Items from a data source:
- - -

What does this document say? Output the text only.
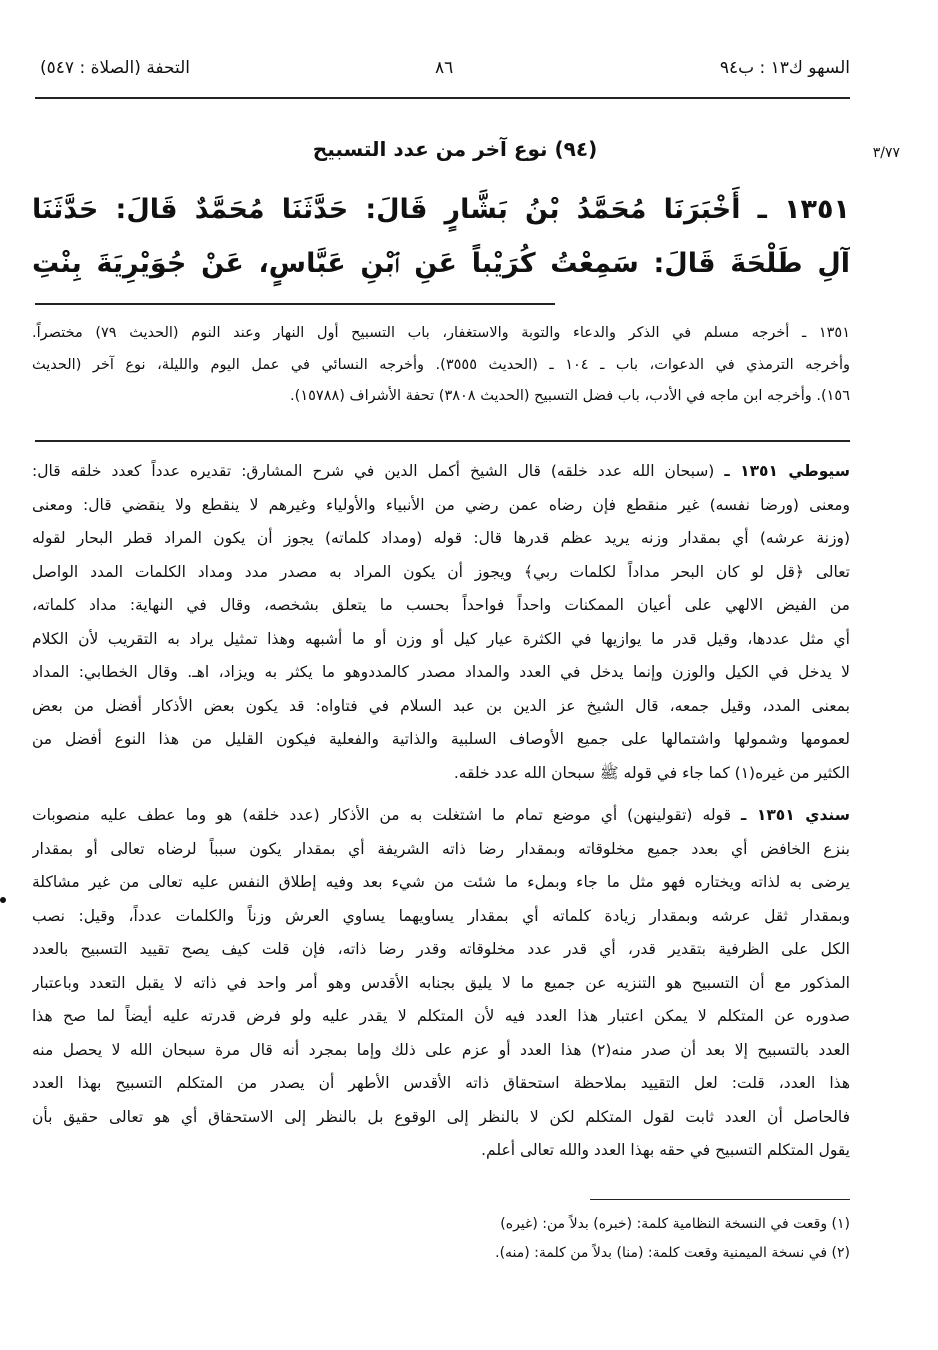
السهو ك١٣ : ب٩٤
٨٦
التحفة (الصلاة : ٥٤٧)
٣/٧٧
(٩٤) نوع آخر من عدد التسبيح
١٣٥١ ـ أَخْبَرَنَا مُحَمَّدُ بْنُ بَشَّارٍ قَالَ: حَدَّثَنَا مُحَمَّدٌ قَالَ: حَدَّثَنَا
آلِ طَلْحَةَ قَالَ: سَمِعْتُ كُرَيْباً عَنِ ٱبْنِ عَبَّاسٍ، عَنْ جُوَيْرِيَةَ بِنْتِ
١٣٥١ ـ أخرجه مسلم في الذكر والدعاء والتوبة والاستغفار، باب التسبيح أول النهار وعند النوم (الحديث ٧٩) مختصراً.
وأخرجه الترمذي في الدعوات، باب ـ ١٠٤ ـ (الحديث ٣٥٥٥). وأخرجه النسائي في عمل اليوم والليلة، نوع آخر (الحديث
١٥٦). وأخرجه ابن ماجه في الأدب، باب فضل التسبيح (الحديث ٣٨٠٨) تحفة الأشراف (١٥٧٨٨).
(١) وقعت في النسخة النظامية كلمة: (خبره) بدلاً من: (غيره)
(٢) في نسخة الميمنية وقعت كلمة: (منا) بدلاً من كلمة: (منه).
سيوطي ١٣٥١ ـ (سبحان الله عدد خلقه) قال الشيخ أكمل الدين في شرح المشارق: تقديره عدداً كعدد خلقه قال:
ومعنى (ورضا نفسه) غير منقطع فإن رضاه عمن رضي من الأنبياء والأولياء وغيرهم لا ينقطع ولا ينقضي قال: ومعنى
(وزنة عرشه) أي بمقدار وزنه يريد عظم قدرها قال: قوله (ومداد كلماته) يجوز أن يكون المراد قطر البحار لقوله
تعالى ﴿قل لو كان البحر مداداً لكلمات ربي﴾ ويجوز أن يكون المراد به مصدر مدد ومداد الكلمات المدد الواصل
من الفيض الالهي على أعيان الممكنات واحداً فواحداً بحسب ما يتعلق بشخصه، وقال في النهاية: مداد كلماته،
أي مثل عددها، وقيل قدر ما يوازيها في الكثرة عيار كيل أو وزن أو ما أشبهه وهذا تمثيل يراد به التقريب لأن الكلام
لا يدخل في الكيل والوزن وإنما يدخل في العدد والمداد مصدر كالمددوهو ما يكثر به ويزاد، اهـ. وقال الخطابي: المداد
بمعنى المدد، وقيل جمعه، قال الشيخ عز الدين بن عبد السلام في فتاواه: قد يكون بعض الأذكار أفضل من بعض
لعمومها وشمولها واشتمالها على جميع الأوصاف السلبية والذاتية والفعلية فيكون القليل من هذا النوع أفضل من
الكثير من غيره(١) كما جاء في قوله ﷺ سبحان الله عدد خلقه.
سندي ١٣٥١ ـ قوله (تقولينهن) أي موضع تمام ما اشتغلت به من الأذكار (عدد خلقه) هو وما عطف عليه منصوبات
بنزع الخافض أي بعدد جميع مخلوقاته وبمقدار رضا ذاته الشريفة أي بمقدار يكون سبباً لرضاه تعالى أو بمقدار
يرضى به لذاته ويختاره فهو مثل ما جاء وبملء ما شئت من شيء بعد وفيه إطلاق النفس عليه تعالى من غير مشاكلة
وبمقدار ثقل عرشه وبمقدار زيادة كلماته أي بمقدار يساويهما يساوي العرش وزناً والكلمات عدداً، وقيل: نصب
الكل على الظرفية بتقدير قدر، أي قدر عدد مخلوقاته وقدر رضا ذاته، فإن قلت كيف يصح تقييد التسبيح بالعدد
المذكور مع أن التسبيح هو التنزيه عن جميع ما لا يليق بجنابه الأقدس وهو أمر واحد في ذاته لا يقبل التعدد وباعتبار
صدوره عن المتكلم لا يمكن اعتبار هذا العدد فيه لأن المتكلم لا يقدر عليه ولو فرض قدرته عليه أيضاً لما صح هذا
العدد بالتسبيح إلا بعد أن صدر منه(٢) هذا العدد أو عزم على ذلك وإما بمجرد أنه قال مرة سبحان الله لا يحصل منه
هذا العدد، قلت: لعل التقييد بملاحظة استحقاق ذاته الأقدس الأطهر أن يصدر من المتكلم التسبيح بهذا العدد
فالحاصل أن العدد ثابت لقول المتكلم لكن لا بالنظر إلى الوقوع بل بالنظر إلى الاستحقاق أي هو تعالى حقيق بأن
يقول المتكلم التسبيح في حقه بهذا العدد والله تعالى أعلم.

- - -

Work to be completed:
Transcribe the full listing character for character. Pictures are excluded.

Complete answer:
What does this document say? Output the text only.
السهو ك١٣ : ب٩٤
٨٦
التحفة (الصلاة : ٥٤٧)
٣/٧٧
(٩٤) نوع آخر من عدد التسبيح
١٣٥١ ـ أَخْبَرَنَا مُحَمَّدُ بْنُ بَشَّارٍ قَالَ: حَدَّثَنَا مُحَمَّدٌ قَالَ: حَدَّثَنَا
آلِ طَلْحَةَ قَالَ: سَمِعْتُ كُرَيْباً عَنِ ٱبْنِ عَبَّاسٍ، عَنْ جُوَيْرِيَةَ بِنْتِ
١٣٥١ ـ أخرجه مسلم في الذكر والدعاء والتوبة والاستغفار، باب التسبيح أول النهار وعند النوم (الحديث ٧٩) مختصراً.
وأخرجه الترمذي في الدعوات، باب ـ ١٠٤ ـ (الحديث ٣٥٥٥). وأخرجه النسائي في عمل اليوم والليلة، نوع آخر (الحديث
١٥٦). وأخرجه ابن ماجه في الأدب، باب فضل التسبيح (الحديث ٣٨٠٨) تحفة الأشراف (١٥٧٨٨).
(١) وقعت في النسخة النظامية كلمة: (خبره) بدلاً من: (غيره)
(٢) في نسخة الميمنية وقعت كلمة: (منا) بدلاً من كلمة: (منه).
سيوطي ١٣٥١ ـ (سبحان الله عدد خلقه) قال الشيخ أكمل الدين في شرح المشارق: تقديره عدداً كعدد خلقه قال:
ومعنى (ورضا نفسه) غير منقطع فإن رضاه عمن رضي من الأنبياء والأولياء وغيرهم لا ينقطع ولا ينقضي قال: ومعنى
(وزنة عرشه) أي بمقدار وزنه يريد عظم قدرها قال: قوله (ومداد كلماته) يجوز أن يكون المراد قطر البحار لقوله
تعالى ﴿قل لو كان البحر مداداً لكلمات ربي﴾ ويجوز أن يكون المراد به مصدر مدد ومداد الكلمات المدد الواصل
من الفيض الالهي على أعيان الممكنات واحداً فواحداً بحسب ما يتعلق بشخصه، وقال في النهاية: مداد كلماته،
أي مثل عددها، وقيل قدر ما يوازيها في الكثرة عيار كيل أو وزن أو ما أشبهه وهذا تمثيل يراد به التقريب لأن الكلام
لا يدخل في الكيل والوزن وإنما يدخل في العدد والمداد مصدر كالمددوهو ما يكثر به ويزاد، اهـ. وقال الخطابي: المداد
بمعنى المدد، وقيل جمعه، قال الشيخ عز الدين بن عبد السلام في فتاواه: قد يكون بعض الأذكار أفضل من بعض
لعمومها وشمولها واشتمالها على جميع الأوصاف السلبية والذاتية والفعلية فيكون القليل من هذا النوع أفضل من
الكثير من غيره(١) كما جاء في قوله ﷺ سبحان الله عدد خلقه.
سندي ١٣٥١ ـ قوله (تقولينهن) أي موضع تمام ما اشتغلت به من الأذكار (عدد خلقه) هو وما عطف عليه منصوبات
بنزع الخافض أي بعدد جميع مخلوقاته وبمقدار رضا ذاته الشريفة أي بمقدار يكون سبباً لرضاه تعالى أو بمقدار
يرضى به لذاته ويختاره فهو مثل ما جاء وبملء ما شئت من شيء بعد وفيه إطلاق النفس عليه تعالى من غير مشاكلة
وبمقدار ثقل عرشه وبمقدار زيادة كلماته أي بمقدار يساويهما يساوي العرش وزناً والكلمات عدداً، وقيل: نصب
الكل على الظرفية بتقدير قدر، أي قدر عدد مخلوقاته وقدر رضا ذاته، فإن قلت كيف يصح تقييد التسبيح بالعدد
المذكور مع أن التسبيح هو التنزيه عن جميع ما لا يليق بجنابه الأقدس وهو أمر واحد في ذاته لا يقبل التعدد وباعتبار
صدوره عن المتكلم لا يمكن اعتبار هذا العدد فيه لأن المتكلم لا يقدر عليه ولو فرض قدرته عليه أيضاً لما صح هذا
العدد بالتسبيح إلا بعد أن صدر منه(٢) هذا العدد أو عزم على ذلك وإما بمجرد أنه قال مرة سبحان الله لا يحصل منه
هذا العدد، قلت: لعل التقييد بملاحظة استحقاق ذاته الأقدس الأطهر أن يصدر من المتكلم التسبيح بهذا العدد
فالحاصل أن العدد ثابت لقول المتكلم لكن لا بالنظر إلى الوقوع بل بالنظر إلى الاستحقاق أي هو تعالى حقيق بأن
يقول المتكلم التسبيح في حقه بهذا العدد والله تعالى أعلم.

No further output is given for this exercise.